- [WHAT IS REQUIRED]
Determine how many lines below hold the string "this". Reply with the number alone.

- [Records that describe figures]
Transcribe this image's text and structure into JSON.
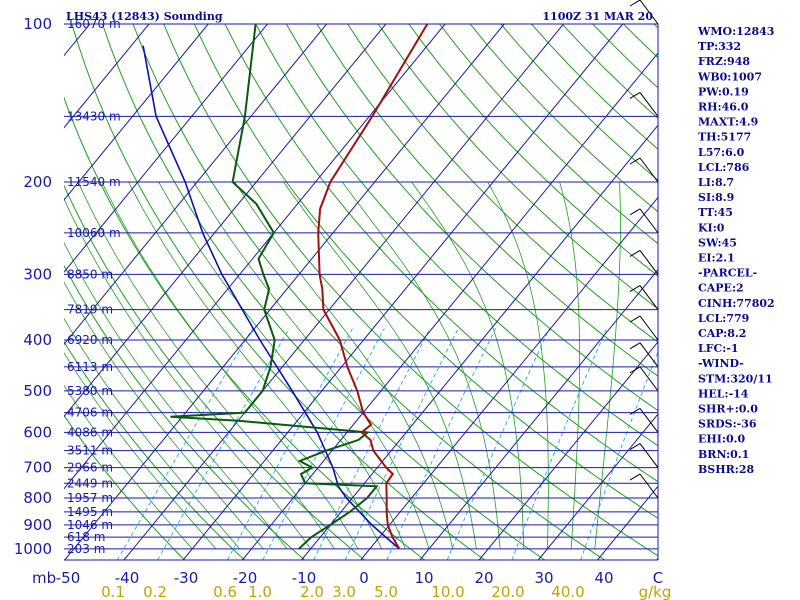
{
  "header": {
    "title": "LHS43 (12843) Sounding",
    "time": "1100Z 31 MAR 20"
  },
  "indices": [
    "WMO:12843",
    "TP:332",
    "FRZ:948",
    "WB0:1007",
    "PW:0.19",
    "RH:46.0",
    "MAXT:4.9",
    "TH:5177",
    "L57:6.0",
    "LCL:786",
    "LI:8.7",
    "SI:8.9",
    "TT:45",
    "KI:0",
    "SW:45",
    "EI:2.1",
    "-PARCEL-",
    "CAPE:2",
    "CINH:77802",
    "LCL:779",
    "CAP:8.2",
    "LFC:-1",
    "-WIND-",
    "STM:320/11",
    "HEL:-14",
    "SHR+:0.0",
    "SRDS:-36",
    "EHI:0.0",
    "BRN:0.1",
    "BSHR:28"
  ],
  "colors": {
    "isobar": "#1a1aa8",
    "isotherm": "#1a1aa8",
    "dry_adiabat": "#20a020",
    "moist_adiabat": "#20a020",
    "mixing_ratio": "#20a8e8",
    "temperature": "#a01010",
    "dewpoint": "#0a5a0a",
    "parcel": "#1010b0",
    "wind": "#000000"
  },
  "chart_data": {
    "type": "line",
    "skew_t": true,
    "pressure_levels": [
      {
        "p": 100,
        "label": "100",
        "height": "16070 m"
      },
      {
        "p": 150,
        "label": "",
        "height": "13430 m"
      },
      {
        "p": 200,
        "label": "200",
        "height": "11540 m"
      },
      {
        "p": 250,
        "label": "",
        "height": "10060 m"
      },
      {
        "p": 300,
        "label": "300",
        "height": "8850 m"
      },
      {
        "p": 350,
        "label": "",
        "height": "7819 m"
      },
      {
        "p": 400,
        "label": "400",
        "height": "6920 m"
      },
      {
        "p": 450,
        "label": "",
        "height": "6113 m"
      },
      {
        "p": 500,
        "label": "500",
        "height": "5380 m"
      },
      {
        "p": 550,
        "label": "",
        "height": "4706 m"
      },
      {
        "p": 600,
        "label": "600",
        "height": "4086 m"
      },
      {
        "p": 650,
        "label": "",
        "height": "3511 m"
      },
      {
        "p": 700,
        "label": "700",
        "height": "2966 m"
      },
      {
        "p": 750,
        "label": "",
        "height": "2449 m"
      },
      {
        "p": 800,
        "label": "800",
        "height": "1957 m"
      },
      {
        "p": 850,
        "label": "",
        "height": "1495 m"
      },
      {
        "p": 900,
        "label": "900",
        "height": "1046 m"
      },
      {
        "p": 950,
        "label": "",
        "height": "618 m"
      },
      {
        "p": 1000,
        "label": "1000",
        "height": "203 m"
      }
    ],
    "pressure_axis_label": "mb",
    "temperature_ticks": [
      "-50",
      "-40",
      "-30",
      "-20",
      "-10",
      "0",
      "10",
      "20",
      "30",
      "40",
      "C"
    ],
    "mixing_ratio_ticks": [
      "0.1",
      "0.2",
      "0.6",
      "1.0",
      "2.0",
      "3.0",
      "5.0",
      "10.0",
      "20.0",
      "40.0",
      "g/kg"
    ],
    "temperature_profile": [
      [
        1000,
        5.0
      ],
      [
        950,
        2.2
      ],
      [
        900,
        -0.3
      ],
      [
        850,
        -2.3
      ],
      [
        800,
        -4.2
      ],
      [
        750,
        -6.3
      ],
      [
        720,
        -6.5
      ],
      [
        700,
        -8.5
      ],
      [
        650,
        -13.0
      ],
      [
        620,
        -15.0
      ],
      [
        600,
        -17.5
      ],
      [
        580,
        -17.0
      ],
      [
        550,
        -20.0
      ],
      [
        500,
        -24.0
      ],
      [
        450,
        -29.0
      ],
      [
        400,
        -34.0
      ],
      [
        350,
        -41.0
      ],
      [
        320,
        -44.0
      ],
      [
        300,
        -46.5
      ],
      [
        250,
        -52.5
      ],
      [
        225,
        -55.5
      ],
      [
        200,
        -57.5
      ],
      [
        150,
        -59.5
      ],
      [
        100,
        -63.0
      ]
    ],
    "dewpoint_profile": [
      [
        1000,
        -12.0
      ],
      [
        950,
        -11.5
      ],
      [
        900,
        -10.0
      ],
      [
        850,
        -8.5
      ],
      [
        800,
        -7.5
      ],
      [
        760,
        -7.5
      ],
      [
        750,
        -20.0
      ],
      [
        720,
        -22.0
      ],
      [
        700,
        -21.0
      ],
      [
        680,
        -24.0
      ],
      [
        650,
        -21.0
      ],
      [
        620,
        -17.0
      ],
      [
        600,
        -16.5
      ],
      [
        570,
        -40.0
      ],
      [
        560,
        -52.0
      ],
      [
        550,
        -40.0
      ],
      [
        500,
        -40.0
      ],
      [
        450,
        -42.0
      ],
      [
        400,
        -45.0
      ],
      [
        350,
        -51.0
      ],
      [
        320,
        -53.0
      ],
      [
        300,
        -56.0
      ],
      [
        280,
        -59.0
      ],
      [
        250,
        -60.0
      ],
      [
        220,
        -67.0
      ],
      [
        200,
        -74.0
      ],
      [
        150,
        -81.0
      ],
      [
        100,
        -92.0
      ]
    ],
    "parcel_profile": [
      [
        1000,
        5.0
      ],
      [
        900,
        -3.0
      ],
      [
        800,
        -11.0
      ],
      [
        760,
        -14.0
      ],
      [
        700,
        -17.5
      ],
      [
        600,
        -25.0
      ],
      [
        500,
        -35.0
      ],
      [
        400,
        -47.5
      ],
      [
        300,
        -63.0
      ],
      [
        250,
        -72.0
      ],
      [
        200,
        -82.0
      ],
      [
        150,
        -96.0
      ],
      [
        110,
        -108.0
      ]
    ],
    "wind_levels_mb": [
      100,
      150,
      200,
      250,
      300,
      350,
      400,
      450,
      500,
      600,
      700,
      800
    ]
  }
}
--
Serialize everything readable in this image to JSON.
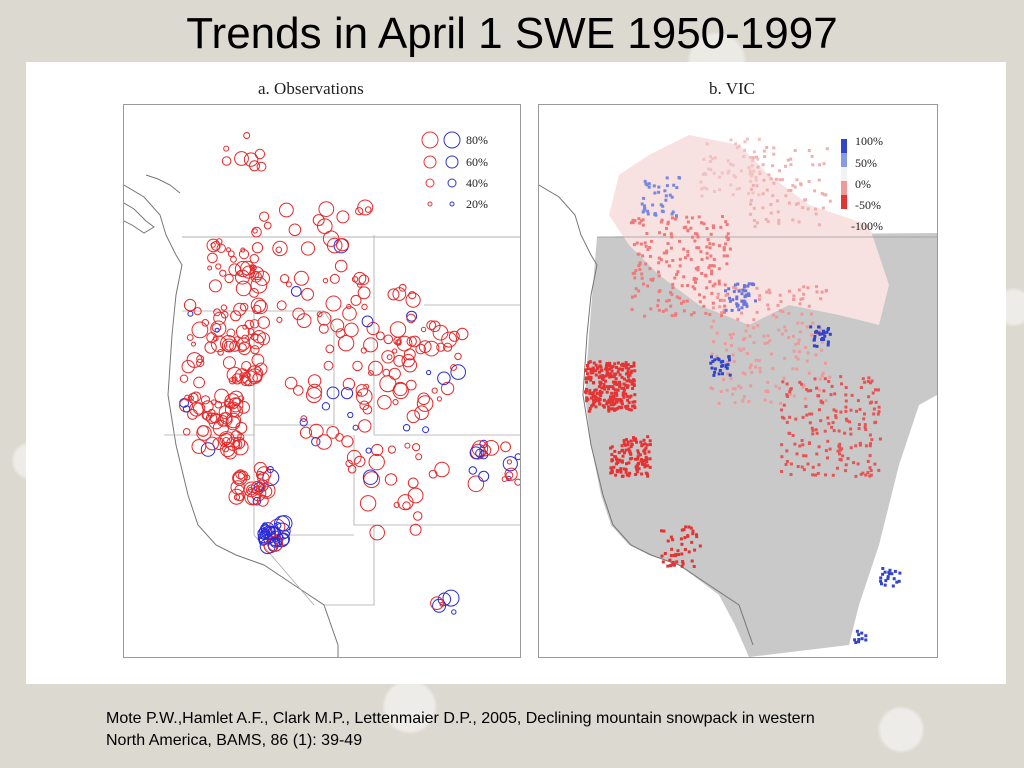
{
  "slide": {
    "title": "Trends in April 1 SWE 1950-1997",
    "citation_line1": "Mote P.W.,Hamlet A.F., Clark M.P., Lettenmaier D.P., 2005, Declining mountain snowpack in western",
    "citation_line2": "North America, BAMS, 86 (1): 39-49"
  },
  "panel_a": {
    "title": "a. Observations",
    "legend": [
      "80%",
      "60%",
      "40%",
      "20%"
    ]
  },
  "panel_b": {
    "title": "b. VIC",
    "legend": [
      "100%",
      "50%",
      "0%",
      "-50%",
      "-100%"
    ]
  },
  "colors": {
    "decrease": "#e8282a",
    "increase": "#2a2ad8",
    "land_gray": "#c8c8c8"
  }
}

- [SOLUTION TO THE PROBLEM]
2